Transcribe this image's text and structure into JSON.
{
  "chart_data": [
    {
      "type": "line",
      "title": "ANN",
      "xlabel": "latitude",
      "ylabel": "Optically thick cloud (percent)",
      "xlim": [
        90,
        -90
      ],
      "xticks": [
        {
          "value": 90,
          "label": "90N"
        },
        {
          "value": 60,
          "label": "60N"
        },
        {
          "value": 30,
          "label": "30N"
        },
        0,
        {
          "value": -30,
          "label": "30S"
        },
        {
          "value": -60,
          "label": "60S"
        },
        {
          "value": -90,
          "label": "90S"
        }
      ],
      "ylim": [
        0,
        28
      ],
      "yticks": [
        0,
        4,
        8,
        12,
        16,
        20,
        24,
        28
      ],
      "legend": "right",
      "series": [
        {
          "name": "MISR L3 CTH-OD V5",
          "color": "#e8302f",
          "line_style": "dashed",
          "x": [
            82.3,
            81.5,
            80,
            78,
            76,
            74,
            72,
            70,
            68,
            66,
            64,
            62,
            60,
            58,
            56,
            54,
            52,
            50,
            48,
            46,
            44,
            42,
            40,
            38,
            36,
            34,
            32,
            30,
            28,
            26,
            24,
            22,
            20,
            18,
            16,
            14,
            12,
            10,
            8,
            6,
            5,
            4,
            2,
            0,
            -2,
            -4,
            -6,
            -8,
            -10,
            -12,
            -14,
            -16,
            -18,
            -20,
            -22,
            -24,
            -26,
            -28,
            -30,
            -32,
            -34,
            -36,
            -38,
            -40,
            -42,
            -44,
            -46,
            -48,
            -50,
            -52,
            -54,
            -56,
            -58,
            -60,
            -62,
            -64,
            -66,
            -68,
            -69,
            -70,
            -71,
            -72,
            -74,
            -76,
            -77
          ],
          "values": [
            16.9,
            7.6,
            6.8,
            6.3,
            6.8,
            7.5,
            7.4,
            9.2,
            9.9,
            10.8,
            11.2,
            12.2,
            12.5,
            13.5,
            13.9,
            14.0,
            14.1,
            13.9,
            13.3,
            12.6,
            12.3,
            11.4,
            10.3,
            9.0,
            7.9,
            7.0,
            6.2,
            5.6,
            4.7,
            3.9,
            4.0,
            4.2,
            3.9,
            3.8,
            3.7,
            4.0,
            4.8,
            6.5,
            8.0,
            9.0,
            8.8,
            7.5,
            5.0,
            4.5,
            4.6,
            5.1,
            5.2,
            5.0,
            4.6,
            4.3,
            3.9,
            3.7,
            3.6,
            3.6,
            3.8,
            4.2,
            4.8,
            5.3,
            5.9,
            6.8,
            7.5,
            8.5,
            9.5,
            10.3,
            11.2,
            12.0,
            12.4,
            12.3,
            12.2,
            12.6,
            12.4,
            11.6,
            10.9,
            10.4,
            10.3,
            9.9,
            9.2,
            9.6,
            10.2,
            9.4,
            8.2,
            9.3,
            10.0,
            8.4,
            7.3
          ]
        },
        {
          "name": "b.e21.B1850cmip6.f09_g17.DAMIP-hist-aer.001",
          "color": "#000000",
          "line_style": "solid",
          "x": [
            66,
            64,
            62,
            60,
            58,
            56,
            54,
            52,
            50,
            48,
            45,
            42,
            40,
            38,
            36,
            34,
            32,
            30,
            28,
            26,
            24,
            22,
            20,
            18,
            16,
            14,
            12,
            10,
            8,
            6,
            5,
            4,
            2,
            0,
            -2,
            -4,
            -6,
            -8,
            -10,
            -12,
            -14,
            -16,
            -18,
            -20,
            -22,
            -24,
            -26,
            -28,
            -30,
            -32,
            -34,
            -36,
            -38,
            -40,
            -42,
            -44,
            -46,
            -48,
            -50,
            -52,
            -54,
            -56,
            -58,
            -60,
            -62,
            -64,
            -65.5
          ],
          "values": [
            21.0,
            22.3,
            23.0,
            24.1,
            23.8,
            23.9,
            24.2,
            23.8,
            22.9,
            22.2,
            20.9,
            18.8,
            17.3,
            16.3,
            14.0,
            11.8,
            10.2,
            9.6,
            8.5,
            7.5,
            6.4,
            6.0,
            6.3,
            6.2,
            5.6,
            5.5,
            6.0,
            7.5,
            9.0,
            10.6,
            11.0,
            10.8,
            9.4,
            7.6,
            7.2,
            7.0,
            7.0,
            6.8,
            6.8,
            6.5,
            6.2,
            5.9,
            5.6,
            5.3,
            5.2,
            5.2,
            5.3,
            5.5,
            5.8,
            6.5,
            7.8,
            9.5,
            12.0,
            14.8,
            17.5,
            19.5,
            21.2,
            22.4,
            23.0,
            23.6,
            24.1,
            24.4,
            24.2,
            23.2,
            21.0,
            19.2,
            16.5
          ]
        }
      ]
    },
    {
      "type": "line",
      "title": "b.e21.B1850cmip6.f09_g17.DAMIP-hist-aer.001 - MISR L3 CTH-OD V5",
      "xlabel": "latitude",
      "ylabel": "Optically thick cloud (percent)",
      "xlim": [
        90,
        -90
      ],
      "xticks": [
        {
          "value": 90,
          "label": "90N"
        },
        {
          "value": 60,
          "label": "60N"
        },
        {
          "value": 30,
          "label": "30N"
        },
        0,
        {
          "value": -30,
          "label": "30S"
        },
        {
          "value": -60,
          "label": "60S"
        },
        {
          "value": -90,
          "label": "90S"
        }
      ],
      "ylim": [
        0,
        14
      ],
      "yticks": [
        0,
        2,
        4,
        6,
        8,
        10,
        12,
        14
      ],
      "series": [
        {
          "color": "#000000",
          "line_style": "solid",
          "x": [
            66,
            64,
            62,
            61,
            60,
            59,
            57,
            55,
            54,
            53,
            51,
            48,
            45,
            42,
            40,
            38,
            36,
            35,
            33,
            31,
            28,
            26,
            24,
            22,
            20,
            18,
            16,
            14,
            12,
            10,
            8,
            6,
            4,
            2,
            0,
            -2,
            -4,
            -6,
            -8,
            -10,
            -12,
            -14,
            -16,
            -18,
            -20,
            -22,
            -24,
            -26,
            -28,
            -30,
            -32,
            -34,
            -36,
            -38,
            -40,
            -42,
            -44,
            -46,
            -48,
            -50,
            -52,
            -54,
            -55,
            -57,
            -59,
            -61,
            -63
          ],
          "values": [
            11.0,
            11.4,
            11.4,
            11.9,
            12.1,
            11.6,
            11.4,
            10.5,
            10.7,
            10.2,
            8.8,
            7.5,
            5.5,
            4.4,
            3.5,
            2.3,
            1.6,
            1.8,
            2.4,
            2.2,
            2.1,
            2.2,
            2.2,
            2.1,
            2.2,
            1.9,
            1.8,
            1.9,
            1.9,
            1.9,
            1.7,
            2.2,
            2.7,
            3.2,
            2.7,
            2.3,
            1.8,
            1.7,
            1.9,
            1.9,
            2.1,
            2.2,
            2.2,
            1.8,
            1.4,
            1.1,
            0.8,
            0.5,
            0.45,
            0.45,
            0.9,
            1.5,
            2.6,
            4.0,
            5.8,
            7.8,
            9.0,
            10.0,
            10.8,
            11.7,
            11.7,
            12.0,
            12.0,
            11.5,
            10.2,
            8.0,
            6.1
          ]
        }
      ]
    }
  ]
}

> **Objective**:
Copy every line of the listing that includes the string "name".

> **Output below**:
          "name": "MISR L3 CTH-OD V5",
          "name": "b.e21.B1850cmip6.f09_g17.DAMIP-hist-aer.001",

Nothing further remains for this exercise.